- Exercise description
Of all the lines in the records, how many hold the word "sinh"? Answer with the number only.

- Extracted information

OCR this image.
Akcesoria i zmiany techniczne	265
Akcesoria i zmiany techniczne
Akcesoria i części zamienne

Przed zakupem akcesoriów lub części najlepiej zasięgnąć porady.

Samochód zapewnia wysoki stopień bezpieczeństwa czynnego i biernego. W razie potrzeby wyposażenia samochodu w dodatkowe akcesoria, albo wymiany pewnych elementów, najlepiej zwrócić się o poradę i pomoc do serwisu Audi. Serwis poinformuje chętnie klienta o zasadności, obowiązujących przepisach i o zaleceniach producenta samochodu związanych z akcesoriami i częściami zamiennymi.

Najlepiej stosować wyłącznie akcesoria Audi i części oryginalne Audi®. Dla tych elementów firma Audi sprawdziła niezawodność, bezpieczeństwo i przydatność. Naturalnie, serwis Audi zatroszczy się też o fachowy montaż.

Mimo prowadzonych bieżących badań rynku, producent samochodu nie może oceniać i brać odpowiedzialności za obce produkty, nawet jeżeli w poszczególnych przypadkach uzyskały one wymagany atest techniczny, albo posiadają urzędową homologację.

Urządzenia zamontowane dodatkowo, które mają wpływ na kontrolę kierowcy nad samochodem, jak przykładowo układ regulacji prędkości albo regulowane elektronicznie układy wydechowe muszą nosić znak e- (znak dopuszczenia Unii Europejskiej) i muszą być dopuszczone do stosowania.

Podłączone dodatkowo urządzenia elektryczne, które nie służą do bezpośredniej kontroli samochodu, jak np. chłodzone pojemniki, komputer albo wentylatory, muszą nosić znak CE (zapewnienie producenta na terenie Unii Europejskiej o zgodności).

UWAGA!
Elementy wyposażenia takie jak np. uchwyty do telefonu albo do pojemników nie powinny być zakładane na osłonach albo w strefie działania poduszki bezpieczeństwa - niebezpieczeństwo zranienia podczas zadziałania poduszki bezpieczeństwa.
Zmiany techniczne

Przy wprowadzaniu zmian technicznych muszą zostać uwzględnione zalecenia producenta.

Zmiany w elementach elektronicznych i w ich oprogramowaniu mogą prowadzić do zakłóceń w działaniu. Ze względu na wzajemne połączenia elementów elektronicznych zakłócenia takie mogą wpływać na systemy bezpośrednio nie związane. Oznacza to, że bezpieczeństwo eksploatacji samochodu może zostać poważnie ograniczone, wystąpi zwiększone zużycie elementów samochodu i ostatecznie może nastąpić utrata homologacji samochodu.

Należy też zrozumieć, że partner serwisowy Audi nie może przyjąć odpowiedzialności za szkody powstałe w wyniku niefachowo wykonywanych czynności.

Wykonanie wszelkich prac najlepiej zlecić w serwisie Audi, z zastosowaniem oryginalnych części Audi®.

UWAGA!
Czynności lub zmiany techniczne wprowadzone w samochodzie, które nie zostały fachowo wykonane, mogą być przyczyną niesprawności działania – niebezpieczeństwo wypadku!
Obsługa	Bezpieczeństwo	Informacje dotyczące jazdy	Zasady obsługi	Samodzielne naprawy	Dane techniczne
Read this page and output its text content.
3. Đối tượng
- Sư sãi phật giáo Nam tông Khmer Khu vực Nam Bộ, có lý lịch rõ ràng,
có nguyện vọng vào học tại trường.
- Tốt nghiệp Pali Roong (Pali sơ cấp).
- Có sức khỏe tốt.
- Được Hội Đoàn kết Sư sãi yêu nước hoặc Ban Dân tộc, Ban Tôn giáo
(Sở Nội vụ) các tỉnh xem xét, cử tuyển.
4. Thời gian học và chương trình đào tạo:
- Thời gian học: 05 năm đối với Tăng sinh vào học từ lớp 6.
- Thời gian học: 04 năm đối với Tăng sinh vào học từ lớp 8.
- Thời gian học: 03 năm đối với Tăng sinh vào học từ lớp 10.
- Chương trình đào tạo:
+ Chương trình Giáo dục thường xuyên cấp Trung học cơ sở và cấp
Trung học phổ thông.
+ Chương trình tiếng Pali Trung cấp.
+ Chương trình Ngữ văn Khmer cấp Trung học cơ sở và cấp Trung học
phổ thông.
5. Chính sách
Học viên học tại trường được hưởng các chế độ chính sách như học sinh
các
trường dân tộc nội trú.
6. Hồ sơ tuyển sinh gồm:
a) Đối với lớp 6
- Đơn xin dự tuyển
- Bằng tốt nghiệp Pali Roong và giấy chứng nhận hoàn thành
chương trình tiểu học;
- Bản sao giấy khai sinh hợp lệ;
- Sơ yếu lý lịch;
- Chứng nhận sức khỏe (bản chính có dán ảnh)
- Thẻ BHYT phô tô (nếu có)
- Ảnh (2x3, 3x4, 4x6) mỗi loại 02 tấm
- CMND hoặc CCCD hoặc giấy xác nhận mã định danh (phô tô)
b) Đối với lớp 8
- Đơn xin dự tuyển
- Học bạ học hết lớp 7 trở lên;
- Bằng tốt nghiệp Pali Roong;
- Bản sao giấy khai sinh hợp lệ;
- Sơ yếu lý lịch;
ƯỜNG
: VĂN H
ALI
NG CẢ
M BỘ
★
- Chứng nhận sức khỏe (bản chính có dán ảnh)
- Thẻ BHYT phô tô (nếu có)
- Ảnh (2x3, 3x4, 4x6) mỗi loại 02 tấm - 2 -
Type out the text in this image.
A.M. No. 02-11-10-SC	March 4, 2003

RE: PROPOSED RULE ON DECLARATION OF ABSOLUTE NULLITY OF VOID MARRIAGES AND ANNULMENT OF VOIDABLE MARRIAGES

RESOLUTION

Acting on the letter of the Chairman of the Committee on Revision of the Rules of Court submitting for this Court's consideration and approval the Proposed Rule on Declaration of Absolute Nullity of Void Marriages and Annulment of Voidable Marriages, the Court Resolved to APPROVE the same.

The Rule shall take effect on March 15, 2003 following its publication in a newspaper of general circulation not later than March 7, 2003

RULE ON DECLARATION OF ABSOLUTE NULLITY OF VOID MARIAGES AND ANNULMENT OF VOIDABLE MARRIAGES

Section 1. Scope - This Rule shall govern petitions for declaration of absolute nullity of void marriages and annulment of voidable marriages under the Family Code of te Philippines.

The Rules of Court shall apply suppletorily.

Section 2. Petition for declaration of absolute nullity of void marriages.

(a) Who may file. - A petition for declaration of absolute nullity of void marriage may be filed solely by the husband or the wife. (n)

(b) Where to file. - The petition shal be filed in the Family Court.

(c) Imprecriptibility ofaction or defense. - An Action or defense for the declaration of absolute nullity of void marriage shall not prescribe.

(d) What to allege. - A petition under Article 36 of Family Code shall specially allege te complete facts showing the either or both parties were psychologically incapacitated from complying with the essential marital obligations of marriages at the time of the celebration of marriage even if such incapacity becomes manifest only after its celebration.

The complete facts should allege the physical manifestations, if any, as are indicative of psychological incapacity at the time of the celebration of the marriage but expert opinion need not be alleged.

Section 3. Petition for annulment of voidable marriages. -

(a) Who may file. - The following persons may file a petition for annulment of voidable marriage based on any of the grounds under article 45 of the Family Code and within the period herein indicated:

- Response
7